### Exercices à traiter
[1] Modifiez le passage fourni en commençant par « MESSIEURS, Que valaient, par » et en allant jusqu'à « sur le revenu. », avec « cultivateurs » à la place de « colons ».
[2] Dans le passage fourni, réécrivez sous forme de liste le paragraphe qui commence par « Le 30 juin 1834 le baron de Vialar », en conservant ses faits principaux.

### Passage fourni
========================================
Il s'est marié à Gaillac le 5 décembre 1837 avec Athénaïs Sophie, fille du général Fleury. Ils auront quatre fils.
Le 30 juin 1834 le baron de Vialar, accompagné de son ami Max de Tonnac, gaillacois comme lui, du capitaine Pellissier de Reynaud et de huit spahis, ose se rendre au marché de Boufarik, où aucun Européen ne s'est encore aventuré, au milieu de 3000 Arabes hostiles. Quinze jours plus tard, seul avec Tonnac, il reçoit un meilleur accueil. Après cet exploit, il institue, en tant que président de la société coloniale, deux primes pour les civils européens qui iraient les premiers à Boufarik, l'un avec une voiture de marchandises, l'autre trois fois de suite avec un cheval ou un mulet chargé ; elles ne seront attribuées que l'année suivante, lorsque fut décidé l'envoi d'un détachement militaire les jours de marché et que fut établi le camp d'Erlon. BIBLIOGRAPHIE : |
Discours prononcé par M. le baron de Vialar, président de la Chambre consultative d'agriculture de la province d'Alger, à l'ouverture de la session de 1862. 1863.
MESSIEURS, Que valaient, par exemple, les terres du Fort-de-l'Eau, de Douera, de Crescia, de Mahelma, avant que la pioche européenne les eût rendues propres à la culture ? Personne n'eût voulu les louer un franc l'hectare ; les acheter dix francs eût été fort mauvaise affaire ; les sueurs des colons les ont fécondées ; sur plusieurs points, ces terres ont aujourd'hui décuplé et centuplé de valeur, et cette valeur n'est pas fictive, puisqu'elle repose sur le revenu.
Avec quelle satisfaction pour son cœur algérien, l'ancien Secrétaire-Général du Gouvernement, revenu parmi nous Chef des Services civils, après une absence pendant laquelle l'Algérie ne fut éloignée que dz ses yeux et jamais de sa pensée, avec quel bonheur et quelle confiance dans l'avenir n'a-t-il pas parcouru les trois provinces, voulant voir de ses yeux tout ce qui intéresse la colonisation, ne laissant aucun centre sans le visiter, sans s'informer des besoins, des souffrances, des succès, et trouvant partout plus de progrès que ne pouvaient l'espérer ceux qui savent de combien de difficultés, d'obstacles et de périls sont entourés les pionniers de la civilisation. Ils n'ont pu les vaincre qu'à force de persévérance et de dévouement à leur œuvre.
========================================
### Données enregistrées

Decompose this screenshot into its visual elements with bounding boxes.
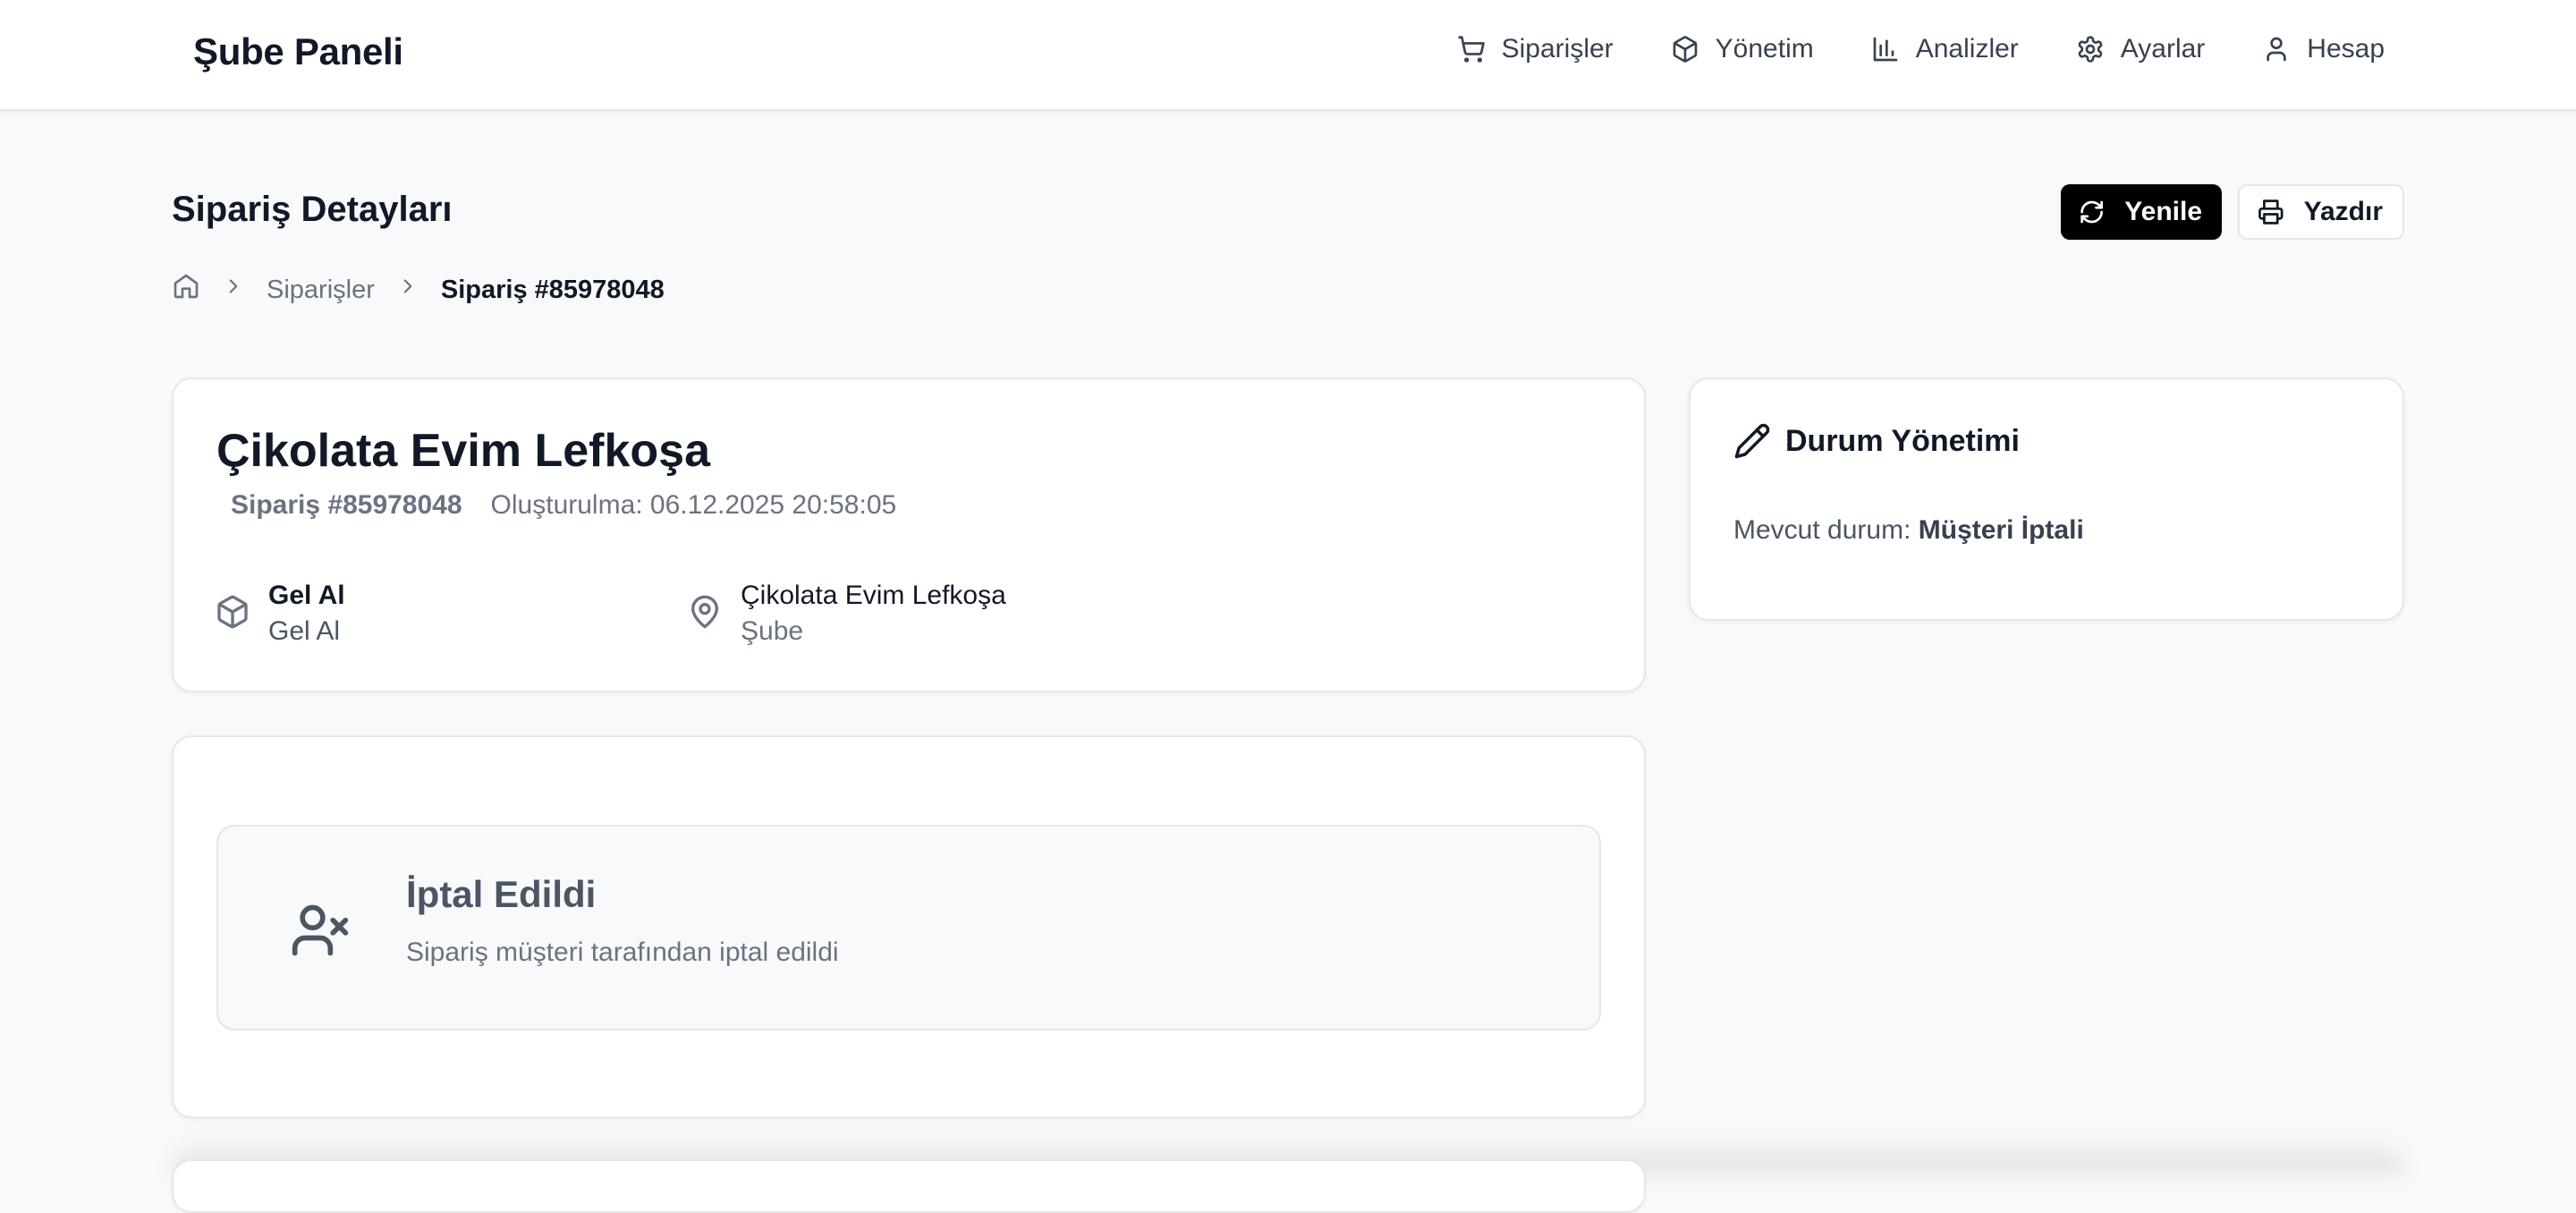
========================================
### Réponses dans l'ordre
[1]
MESSIEURS, Que valaient, par exemple, les terres du Fort-de-l'Eau, de Douera, de Crescia, de Mahelma, avant que la pioche européenne les eût rendues propres à la culture ? Personne n'eût voulu les louer un franc l'hectare ; les acheter dix francs eût été fort mauvaise affaire ; les sueurs des cultivateurs les ont fécondées ; sur plusieurs points, ces terres ont aujourd'hui décuplé et centuplé de valeur, et cette valeur n'est pas fictive, puisqu'elle repose sur le revenu.

[2]
- 30 juin 1834 : le baron de Vialar se rend au marché de Boufarik, où aucun Européen ne s'était encore aventuré, au milieu de 3000 Arabes hostiles. Il est accompagné de Max de Tonnac, gaillacois comme lui, du capitaine Pellissier de Reynaud et de huit spahis.
- Quinze jours plus tard, seul avec Tonnac, il y reçoit un meilleur accueil.
- En tant que président de la société coloniale, il institue ensuite deux primes pour les premiers civils européens qui iraient à Boufarik : l'une pour un trajet avec une voiture de marchandises, l'autre pour trois trajets de suite avec un cheval ou un mulet chargé.
- Ces primes ne sont attribuées que l'année suivante. L'envoi d'un détachement militaire les jours de marché est alors décidé, et le camp d'Erlon est établi.